Each line that holds the word "title" is to be identified and copied.

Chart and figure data
-------

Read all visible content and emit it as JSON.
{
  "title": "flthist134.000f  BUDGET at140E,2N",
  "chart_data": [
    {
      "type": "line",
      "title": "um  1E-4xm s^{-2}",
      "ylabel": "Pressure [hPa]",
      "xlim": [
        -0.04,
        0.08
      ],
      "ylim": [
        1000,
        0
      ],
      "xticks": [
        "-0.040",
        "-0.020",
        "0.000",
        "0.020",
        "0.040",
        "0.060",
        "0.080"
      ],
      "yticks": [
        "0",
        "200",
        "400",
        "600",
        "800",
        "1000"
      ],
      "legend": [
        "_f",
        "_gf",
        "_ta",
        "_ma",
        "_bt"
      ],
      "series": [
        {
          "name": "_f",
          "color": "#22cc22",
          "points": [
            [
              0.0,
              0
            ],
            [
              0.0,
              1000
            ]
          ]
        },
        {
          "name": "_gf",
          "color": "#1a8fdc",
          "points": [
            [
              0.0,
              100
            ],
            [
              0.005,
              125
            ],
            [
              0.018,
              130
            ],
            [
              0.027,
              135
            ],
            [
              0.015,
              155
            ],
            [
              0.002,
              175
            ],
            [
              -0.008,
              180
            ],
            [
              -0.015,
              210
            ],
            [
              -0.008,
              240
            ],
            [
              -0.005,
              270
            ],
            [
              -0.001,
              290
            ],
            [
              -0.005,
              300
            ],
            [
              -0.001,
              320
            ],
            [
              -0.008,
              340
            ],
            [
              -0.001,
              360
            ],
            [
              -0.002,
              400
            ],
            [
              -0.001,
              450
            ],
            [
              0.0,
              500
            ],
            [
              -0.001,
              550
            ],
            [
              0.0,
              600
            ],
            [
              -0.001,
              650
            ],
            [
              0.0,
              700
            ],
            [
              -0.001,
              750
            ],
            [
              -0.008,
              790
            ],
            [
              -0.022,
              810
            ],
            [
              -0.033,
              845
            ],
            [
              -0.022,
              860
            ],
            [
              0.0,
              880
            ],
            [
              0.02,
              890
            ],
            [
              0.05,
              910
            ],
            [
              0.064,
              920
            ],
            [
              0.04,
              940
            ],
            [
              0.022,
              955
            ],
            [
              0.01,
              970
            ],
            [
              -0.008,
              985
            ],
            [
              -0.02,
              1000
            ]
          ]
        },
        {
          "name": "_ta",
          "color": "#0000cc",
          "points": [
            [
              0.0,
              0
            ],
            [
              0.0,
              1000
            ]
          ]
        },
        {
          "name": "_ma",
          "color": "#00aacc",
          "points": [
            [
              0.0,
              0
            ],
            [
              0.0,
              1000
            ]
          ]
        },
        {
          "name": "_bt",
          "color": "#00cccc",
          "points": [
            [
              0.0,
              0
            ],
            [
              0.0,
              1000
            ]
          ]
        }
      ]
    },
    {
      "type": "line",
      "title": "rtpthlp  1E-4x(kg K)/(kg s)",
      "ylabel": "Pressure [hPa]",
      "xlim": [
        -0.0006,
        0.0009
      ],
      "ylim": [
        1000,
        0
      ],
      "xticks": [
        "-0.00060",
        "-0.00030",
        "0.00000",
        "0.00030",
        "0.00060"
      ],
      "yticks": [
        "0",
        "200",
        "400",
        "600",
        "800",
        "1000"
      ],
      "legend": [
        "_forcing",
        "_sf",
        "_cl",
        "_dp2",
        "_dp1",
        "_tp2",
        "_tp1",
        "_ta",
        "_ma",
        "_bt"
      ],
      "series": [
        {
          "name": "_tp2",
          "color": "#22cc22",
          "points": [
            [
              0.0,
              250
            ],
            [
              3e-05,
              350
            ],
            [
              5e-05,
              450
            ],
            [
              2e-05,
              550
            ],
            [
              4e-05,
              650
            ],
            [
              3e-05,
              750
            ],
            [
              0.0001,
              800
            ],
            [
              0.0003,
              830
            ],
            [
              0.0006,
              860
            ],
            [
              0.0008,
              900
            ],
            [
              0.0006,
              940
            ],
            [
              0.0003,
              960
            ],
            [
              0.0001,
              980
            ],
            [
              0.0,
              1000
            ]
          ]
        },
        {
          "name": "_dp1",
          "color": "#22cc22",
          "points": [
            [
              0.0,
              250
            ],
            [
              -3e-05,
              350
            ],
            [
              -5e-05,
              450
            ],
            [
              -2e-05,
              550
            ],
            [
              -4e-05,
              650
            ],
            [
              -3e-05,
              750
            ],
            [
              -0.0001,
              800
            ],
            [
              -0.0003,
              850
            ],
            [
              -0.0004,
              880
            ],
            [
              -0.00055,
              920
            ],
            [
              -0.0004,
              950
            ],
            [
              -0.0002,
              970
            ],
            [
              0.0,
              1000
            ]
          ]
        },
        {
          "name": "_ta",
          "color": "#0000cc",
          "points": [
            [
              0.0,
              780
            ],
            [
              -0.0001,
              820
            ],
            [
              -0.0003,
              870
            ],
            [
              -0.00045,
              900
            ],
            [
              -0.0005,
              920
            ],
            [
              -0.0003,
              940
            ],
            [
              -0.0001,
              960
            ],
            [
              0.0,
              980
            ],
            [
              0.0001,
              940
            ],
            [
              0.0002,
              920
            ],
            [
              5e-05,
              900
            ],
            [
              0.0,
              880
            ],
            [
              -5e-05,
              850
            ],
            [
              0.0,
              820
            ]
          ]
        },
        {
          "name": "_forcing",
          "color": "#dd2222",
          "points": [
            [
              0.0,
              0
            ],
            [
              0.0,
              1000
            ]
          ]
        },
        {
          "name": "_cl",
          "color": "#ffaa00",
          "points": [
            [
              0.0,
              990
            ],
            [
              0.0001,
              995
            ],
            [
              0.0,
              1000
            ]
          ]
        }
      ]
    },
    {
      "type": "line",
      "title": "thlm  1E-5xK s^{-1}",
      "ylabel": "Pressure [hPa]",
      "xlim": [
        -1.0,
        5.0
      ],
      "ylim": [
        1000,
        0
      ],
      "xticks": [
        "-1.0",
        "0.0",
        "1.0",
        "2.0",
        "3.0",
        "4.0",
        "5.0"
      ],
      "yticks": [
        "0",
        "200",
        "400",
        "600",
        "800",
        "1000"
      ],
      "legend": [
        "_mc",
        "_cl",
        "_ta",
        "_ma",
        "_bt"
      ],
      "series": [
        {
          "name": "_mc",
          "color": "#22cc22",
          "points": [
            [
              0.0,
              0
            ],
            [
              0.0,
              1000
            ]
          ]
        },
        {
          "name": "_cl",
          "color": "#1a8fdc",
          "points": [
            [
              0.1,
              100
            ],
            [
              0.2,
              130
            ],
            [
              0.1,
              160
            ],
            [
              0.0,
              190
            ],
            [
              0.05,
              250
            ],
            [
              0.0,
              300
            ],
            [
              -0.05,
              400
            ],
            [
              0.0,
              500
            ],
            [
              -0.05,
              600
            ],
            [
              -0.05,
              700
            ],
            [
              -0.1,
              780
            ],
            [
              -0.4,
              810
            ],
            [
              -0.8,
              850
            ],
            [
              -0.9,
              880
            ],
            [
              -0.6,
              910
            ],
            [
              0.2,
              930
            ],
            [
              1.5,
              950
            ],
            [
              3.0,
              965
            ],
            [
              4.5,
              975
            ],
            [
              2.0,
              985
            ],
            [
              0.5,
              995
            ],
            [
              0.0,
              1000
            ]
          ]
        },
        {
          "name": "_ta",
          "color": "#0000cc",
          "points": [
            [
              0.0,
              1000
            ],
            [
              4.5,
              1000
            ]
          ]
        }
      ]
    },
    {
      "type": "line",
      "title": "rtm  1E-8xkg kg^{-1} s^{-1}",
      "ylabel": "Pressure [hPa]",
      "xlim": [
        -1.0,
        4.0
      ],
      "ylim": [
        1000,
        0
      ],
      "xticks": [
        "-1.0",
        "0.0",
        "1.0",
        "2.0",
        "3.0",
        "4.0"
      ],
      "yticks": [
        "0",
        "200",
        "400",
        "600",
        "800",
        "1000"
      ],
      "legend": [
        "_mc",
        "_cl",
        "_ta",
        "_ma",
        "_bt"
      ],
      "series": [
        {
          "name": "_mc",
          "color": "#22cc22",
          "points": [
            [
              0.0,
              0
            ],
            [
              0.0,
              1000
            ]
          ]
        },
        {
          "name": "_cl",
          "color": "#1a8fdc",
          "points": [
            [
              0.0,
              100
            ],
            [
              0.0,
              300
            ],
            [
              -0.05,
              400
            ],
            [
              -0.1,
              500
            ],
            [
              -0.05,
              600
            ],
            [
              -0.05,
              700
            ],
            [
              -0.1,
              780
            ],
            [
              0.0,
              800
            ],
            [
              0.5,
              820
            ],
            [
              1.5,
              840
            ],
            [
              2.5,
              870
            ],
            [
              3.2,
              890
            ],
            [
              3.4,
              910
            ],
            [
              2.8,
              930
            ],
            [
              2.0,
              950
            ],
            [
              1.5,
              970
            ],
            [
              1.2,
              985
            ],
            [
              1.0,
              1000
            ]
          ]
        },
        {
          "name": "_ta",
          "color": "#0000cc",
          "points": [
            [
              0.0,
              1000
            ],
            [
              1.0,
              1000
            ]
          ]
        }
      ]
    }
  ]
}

-------

Correct output
  "title": "flthist134.000f  BUDGET at140E,2N",
      "title": "um  1E-4xm s^{-2}",
      "title": "rtpthlp  1E-4x(kg K)/(kg s)",
      "title": "thlm  1E-5xK s^{-1}",
      "title": "rtm  1E-8xkg kg^{-1} s^{-1}",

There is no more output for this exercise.